Report the total number of lines that include the string "this", without any other text.

┌──

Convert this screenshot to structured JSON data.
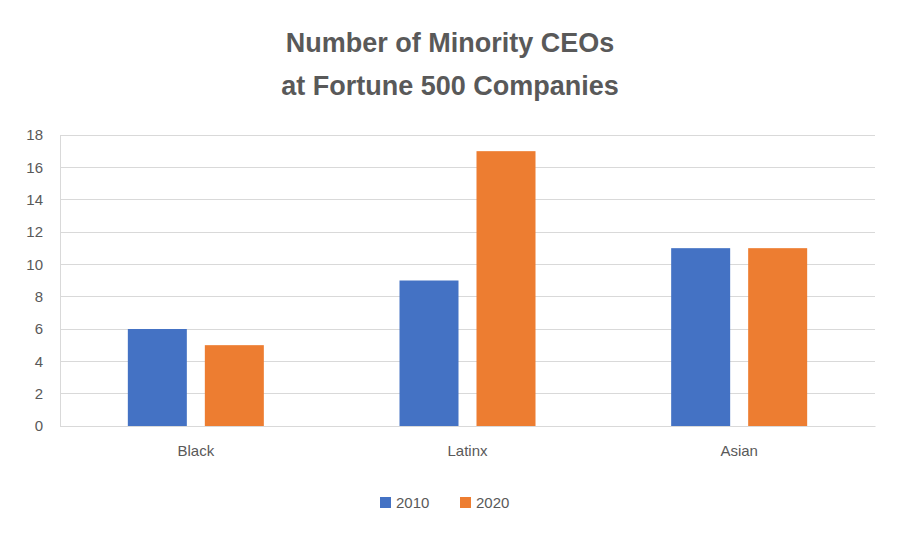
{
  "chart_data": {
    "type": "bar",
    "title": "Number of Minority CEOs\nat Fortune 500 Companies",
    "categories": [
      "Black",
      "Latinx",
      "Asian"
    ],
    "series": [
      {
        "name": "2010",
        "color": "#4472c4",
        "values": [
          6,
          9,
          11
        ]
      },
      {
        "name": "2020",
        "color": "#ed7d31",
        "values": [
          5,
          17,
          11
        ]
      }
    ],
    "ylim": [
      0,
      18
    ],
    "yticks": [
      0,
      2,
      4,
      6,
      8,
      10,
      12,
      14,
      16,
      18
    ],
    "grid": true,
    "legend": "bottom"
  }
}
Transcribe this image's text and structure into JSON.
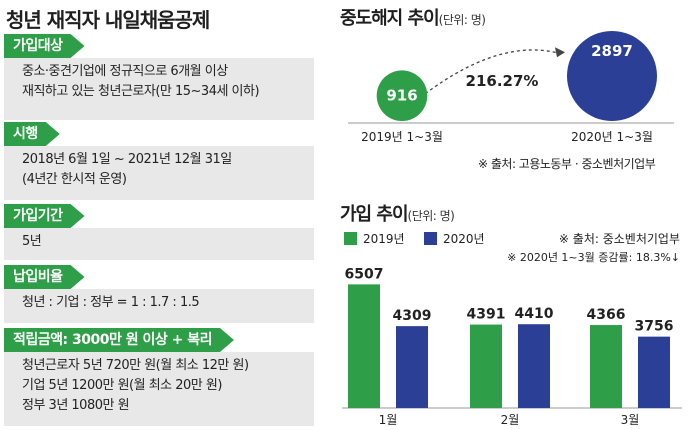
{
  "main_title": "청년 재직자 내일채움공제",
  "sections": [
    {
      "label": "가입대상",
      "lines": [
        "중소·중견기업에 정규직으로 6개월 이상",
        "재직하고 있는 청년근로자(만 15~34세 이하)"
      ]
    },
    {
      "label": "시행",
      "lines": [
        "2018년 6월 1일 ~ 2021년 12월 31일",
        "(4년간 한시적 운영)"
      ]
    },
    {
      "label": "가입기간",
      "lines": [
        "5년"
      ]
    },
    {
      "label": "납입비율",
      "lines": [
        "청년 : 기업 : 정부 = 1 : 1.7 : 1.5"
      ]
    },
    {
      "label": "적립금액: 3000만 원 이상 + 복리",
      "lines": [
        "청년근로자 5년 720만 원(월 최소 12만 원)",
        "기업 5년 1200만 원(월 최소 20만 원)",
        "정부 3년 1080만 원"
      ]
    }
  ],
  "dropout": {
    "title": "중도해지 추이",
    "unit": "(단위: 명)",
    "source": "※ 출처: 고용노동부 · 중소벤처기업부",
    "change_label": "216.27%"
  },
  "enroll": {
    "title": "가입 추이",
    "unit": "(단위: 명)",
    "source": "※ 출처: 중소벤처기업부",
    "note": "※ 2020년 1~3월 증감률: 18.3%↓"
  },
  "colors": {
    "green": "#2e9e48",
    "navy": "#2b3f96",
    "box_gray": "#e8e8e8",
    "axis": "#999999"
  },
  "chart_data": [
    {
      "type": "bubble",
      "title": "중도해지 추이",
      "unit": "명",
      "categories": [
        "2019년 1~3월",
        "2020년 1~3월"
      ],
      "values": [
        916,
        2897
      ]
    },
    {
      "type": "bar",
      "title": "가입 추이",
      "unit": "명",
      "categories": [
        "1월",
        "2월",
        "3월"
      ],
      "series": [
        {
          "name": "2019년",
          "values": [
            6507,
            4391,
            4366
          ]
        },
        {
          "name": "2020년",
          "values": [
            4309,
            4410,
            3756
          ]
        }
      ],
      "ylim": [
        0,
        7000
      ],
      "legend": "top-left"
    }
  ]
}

└──

RESULT: 2